**Instruction**
Set down each line of the material that follows, exactly, with no pictures.

(Records)
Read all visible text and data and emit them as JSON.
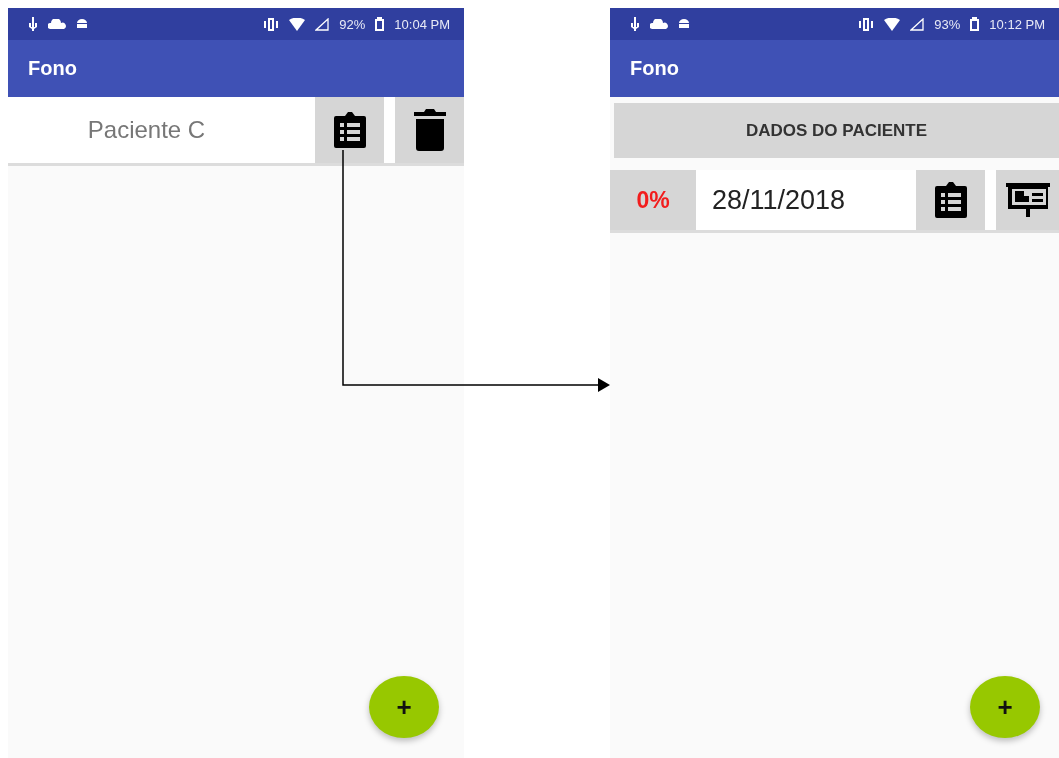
{
  "screens": [
    {
      "status_bar": {
        "battery": "92%",
        "time": "10:04 PM"
      },
      "app_bar": {
        "title": "Fono"
      },
      "kind": "patient_list",
      "rows": [
        {
          "name": "Paciente C"
        }
      ],
      "fab": "+"
    },
    {
      "status_bar": {
        "battery": "93%",
        "time": "10:12 PM"
      },
      "app_bar": {
        "title": "Fono"
      },
      "kind": "sessions",
      "header_button": "DADOS DO PACIENTE",
      "rows": [
        {
          "score": "0%",
          "date": "28/11/2018"
        }
      ],
      "fab": "+"
    }
  ]
}
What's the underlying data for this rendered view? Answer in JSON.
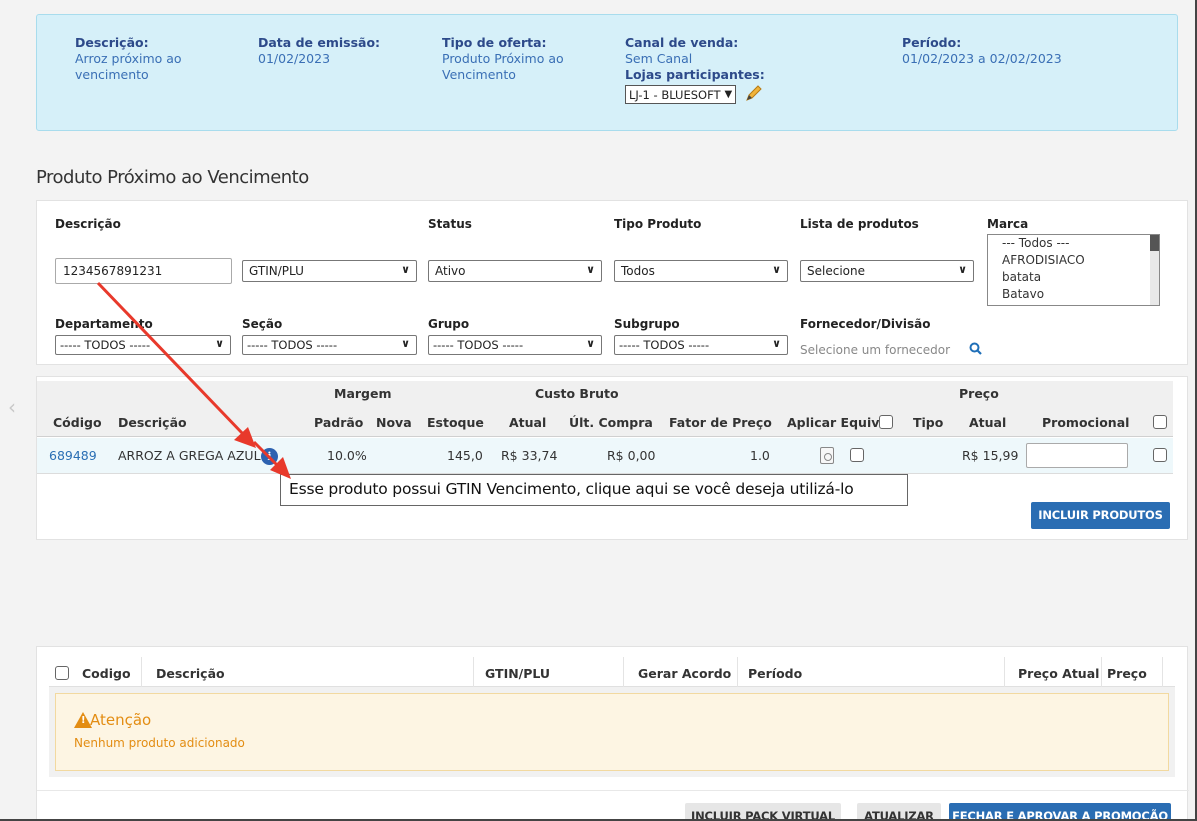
{
  "info": {
    "descricao_label": "Descrição:",
    "descricao_value_1": "Arroz próximo ao",
    "descricao_value_2": "vencimento",
    "data_label": "Data de emissão:",
    "data_value": "01/02/2023",
    "tipo_label": "Tipo de oferta:",
    "tipo_value_1": "Produto Próximo ao",
    "tipo_value_2": "Vencimento",
    "canal_label": "Canal de venda:",
    "canal_value": "Sem Canal",
    "lojas_label": "Lojas participantes:",
    "lojas_value": "LJ-1 - BLUESOFT",
    "periodo_label": "Período:",
    "periodo_value": "01/02/2023 a 02/02/2023"
  },
  "section_title": "Produto Próximo ao Vencimento",
  "filters": {
    "descricao_label": "Descrição",
    "descricao_value": "1234567891231",
    "tipo_busca": "GTIN/PLU",
    "status_label": "Status",
    "status_value": "Ativo",
    "tipo_produto_label": "Tipo Produto",
    "tipo_produto_value": "Todos",
    "lista_label": "Lista de produtos",
    "lista_value": "Selecione",
    "marca_label": "Marca",
    "marca_options": [
      "--- Todos ---",
      "AFRODISIACO",
      "batata",
      "Batavo"
    ],
    "departamento_label": "Departamento",
    "departamento_value": "----- TODOS -----",
    "secao_label": "Seção",
    "secao_value": "----- TODOS -----",
    "grupo_label": "Grupo",
    "grupo_value": "----- TODOS -----",
    "subgrupo_label": "Subgrupo",
    "subgrupo_value": "----- TODOS -----",
    "fornecedor_label": "Fornecedor/Divisão",
    "fornecedor_placeholder": "Selecione um fornecedor"
  },
  "grid": {
    "group_margem": "Margem",
    "group_custo": "Custo Bruto",
    "group_preco": "Preço",
    "h_codigo": "Código",
    "h_descricao": "Descrição",
    "h_padrao": "Padrão",
    "h_nova": "Nova",
    "h_estoque": "Estoque",
    "h_atual": "Atual",
    "h_ult": "Últ. Compra",
    "h_fator": "Fator de Preço",
    "h_aplicar": "Aplicar Equiv.",
    "h_tipo": "Tipo",
    "h_preco_atual": "Atual",
    "h_promocional": "Promocional",
    "row": {
      "codigo": "689489",
      "descricao": "ARROZ A GREGA AZUL",
      "padrao": "10.0%",
      "estoque": "145,0",
      "atual": "R$ 33,74",
      "ult": "R$ 0,00",
      "fator": "1.0",
      "preco_atual": "R$ 15,99"
    },
    "btn_incluir": "INCLUIR PRODUTOS"
  },
  "tooltip": "Esse produto possui GTIN Vencimento, clique aqui se você deseja utilizá-lo",
  "bottom": {
    "h_codigo": "Codigo",
    "h_descricao": "Descrição",
    "h_gtin": "GTIN/PLU",
    "h_gerar": "Gerar Acordo",
    "h_periodo": "Período",
    "h_preco_atual": "Preço Atual",
    "h_preco": "Preço",
    "alert_title": "Atenção",
    "alert_msg": "Nenhum produto adicionado",
    "btn_pack": "INCLUIR PACK VIRTUAL",
    "btn_atualizar": "ATUALIZAR",
    "btn_fechar": "FECHAR E APROVAR A PROMOÇÃO"
  },
  "colors": {
    "accent": "#2a6db3",
    "info_bg": "#d6f0f9",
    "warning": "#e38d13",
    "annotation_arrow": "#e8392b"
  }
}
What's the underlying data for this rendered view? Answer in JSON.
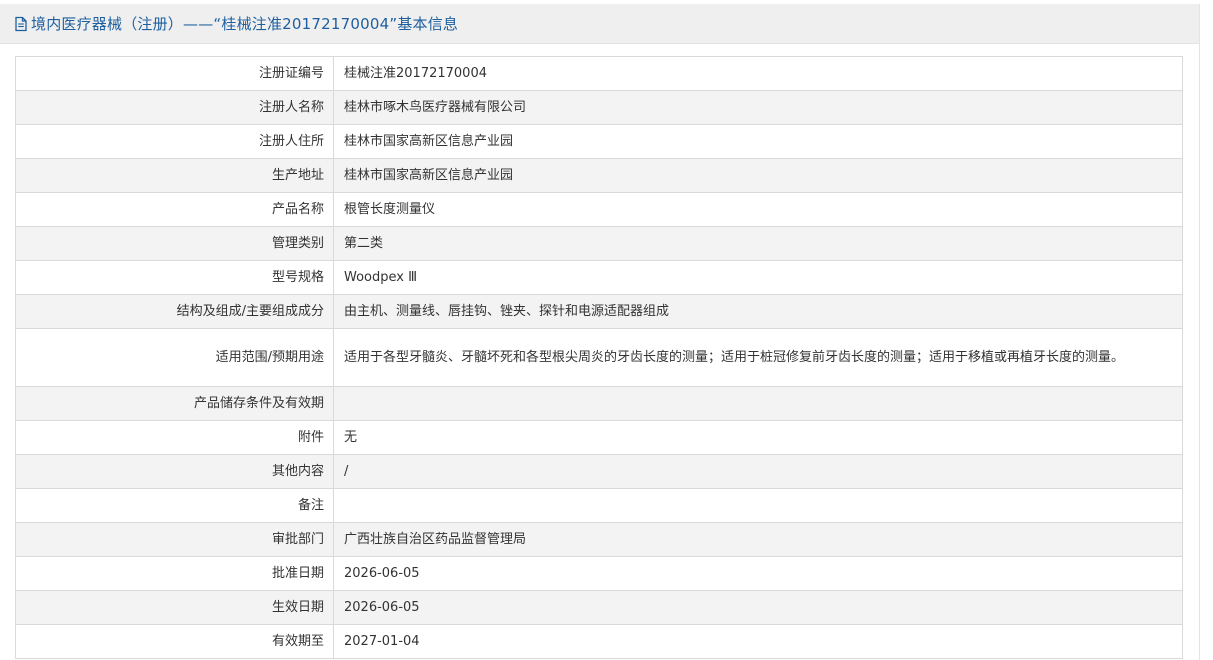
{
  "header": {
    "icon": "document-icon",
    "title": "境内医疗器械（注册）——“桂械注准20172170004”基本信息"
  },
  "rows": [
    {
      "label": "注册证编号",
      "value": "桂械注准20172170004"
    },
    {
      "label": "注册人名称",
      "value": "桂林市啄木鸟医疗器械有限公司"
    },
    {
      "label": "注册人住所",
      "value": "桂林市国家高新区信息产业园"
    },
    {
      "label": "生产地址",
      "value": "桂林市国家高新区信息产业园"
    },
    {
      "label": "产品名称",
      "value": "根管长度测量仪"
    },
    {
      "label": "管理类别",
      "value": "第二类"
    },
    {
      "label": "型号规格",
      "value": "Woodpex Ⅲ"
    },
    {
      "label": "结构及组成/主要组成成分",
      "value": "由主机、测量线、唇挂钩、锉夹、探针和电源适配器组成"
    },
    {
      "label": "适用范围/预期用途",
      "value": "适用于各型牙髓炎、牙髓坏死和各型根尖周炎的牙齿长度的测量；适用于桩冠修复前牙齿长度的测量；适用于移植或再植牙长度的测量。"
    },
    {
      "label": "产品储存条件及有效期",
      "value": ""
    },
    {
      "label": "附件",
      "value": "无"
    },
    {
      "label": "其他内容",
      "value": "/"
    },
    {
      "label": "备注",
      "value": ""
    },
    {
      "label": "审批部门",
      "value": "广西壮族自治区药品监督管理局"
    },
    {
      "label": "批准日期",
      "value": "2026-06-05"
    },
    {
      "label": "生效日期",
      "value": "2026-06-05"
    },
    {
      "label": "有效期至",
      "value": "2027-01-04"
    }
  ]
}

**Answer for this exercise**
Read all visible text and data and emit them as JSON.
{
  "screens": [
    {
      "status_bar": {
        "battery": "92%",
        "time": "10:04 PM"
      },
      "app_bar": {
        "title": "Fono"
      },
      "kind": "patient_list",
      "rows": [
        {
          "name": "Paciente C"
        }
      ],
      "fab": "+"
    },
    {
      "status_bar": {
        "battery": "93%",
        "time": "10:12 PM"
      },
      "app_bar": {
        "title": "Fono"
      },
      "kind": "sessions",
      "header_button": "DADOS DO PACIENTE",
      "rows": [
        {
          "score": "0%",
          "date": "28/11/2018"
        }
      ],
      "fab": "+"
    }
  ]
}
What's the underlying data for this rendered view? Answer in JSON.
{
  "info": {
    "descricao_label": "Descrição:",
    "descricao_value_1": "Arroz próximo ao",
    "descricao_value_2": "vencimento",
    "data_label": "Data de emissão:",
    "data_value": "01/02/2023",
    "tipo_label": "Tipo de oferta:",
    "tipo_value_1": "Produto Próximo ao",
    "tipo_value_2": "Vencimento",
    "canal_label": "Canal de venda:",
    "canal_value": "Sem Canal",
    "lojas_label": "Lojas participantes:",
    "lojas_value": "LJ-1 - BLUESOFT",
    "periodo_label": "Período:",
    "periodo_value": "01/02/2023 a 02/02/2023"
  },
  "section_title": "Produto Próximo ao Vencimento",
  "filters": {
    "descricao_label": "Descrição",
    "descricao_value": "1234567891231",
    "tipo_busca": "GTIN/PLU",
    "status_label": "Status",
    "status_value": "Ativo",
    "tipo_produto_label": "Tipo Produto",
    "tipo_produto_value": "Todos",
    "lista_label": "Lista de produtos",
    "lista_value": "Selecione",
    "marca_label": "Marca",
    "marca_options": [
      "--- Todos ---",
      "AFRODISIACO",
      "batata",
      "Batavo"
    ],
    "departamento_label": "Departamento",
    "departamento_value": "----- TODOS -----",
    "secao_label": "Seção",
    "secao_value": "----- TODOS -----",
    "grupo_label": "Grupo",
    "grupo_value": "----- TODOS -----",
    "subgrupo_label": "Subgrupo",
    "subgrupo_value": "----- TODOS -----",
    "fornecedor_label": "Fornecedor/Divisão",
    "fornecedor_placeholder": "Selecione um fornecedor"
  },
  "grid": {
    "group_margem": "Margem",
    "group_custo": "Custo Bruto",
    "group_preco": "Preço",
    "h_codigo": "Código",
    "h_descricao": "Descrição",
    "h_padrao": "Padrão",
    "h_nova": "Nova",
    "h_estoque": "Estoque",
    "h_atual": "Atual",
    "h_ult": "Últ. Compra",
    "h_fator": "Fator de Preço",
    "h_aplicar": "Aplicar Equiv.",
    "h_tipo": "Tipo",
    "h_preco_atual": "Atual",
    "h_promocional": "Promocional",
    "row": {
      "codigo": "689489",
      "descricao": "ARROZ A GREGA AZUL",
      "padrao": "10.0%",
      "estoque": "145,0",
      "atual": "R$ 33,74",
      "ult": "R$ 0,00",
      "fator": "1.0",
      "preco_atual": "R$ 15,99"
    },
    "btn_incluir": "INCLUIR PRODUTOS"
  },
  "tooltip": "Esse produto possui GTIN Vencimento, clique aqui se você deseja utilizá-lo",
  "bottom": {
    "h_codigo": "Codigo",
    "h_descricao": "Descrição",
    "h_gtin": "GTIN/PLU",
    "h_gerar": "Gerar Acordo",
    "h_periodo": "Período",
    "h_preco_atual": "Preço Atual",
    "h_preco": "Preço",
    "alert_title": "Atenção",
    "alert_msg": "Nenhum produto adicionado",
    "btn_pack": "INCLUIR PACK VIRTUAL",
    "btn_atualizar": "ATUALIZAR",
    "btn_fechar": "FECHAR E APROVAR A PROMOÇÃO"
  },
  "colors": {
    "accent": "#2a6db3",
    "info_bg": "#d6f0f9",
    "warning": "#e38d13",
    "annotation_arrow": "#e8392b"
  }
}
What's the underlying data for this rendered view? Answer in JSON.
{
  "header": {
    "icon": "document-icon",
    "title": "境内医疗器械（注册）——“桂械注准20172170004”基本信息"
  },
  "rows": [
    {
      "label": "注册证编号",
      "value": "桂械注准20172170004"
    },
    {
      "label": "注册人名称",
      "value": "桂林市啄木鸟医疗器械有限公司"
    },
    {
      "label": "注册人住所",
      "value": "桂林市国家高新区信息产业园"
    },
    {
      "label": "生产地址",
      "value": "桂林市国家高新区信息产业园"
    },
    {
      "label": "产品名称",
      "value": "根管长度测量仪"
    },
    {
      "label": "管理类别",
      "value": "第二类"
    },
    {
      "label": "型号规格",
      "value": "Woodpex Ⅲ"
    },
    {
      "label": "结构及组成/主要组成成分",
      "value": "由主机、测量线、唇挂钩、锉夹、探针和电源适配器组成"
    },
    {
      "label": "适用范围/预期用途",
      "value": "适用于各型牙髓炎、牙髓坏死和各型根尖周炎的牙齿长度的测量；适用于桩冠修复前牙齿长度的测量；适用于移植或再植牙长度的测量。"
    },
    {
      "label": "产品储存条件及有效期",
      "value": ""
    },
    {
      "label": "附件",
      "value": "无"
    },
    {
      "label": "其他内容",
      "value": "/"
    },
    {
      "label": "备注",
      "value": ""
    },
    {
      "label": "审批部门",
      "value": "广西壮族自治区药品监督管理局"
    },
    {
      "label": "批准日期",
      "value": "2026-06-05"
    },
    {
      "label": "生效日期",
      "value": "2026-06-05"
    },
    {
      "label": "有效期至",
      "value": "2027-01-04"
    }
  ]
}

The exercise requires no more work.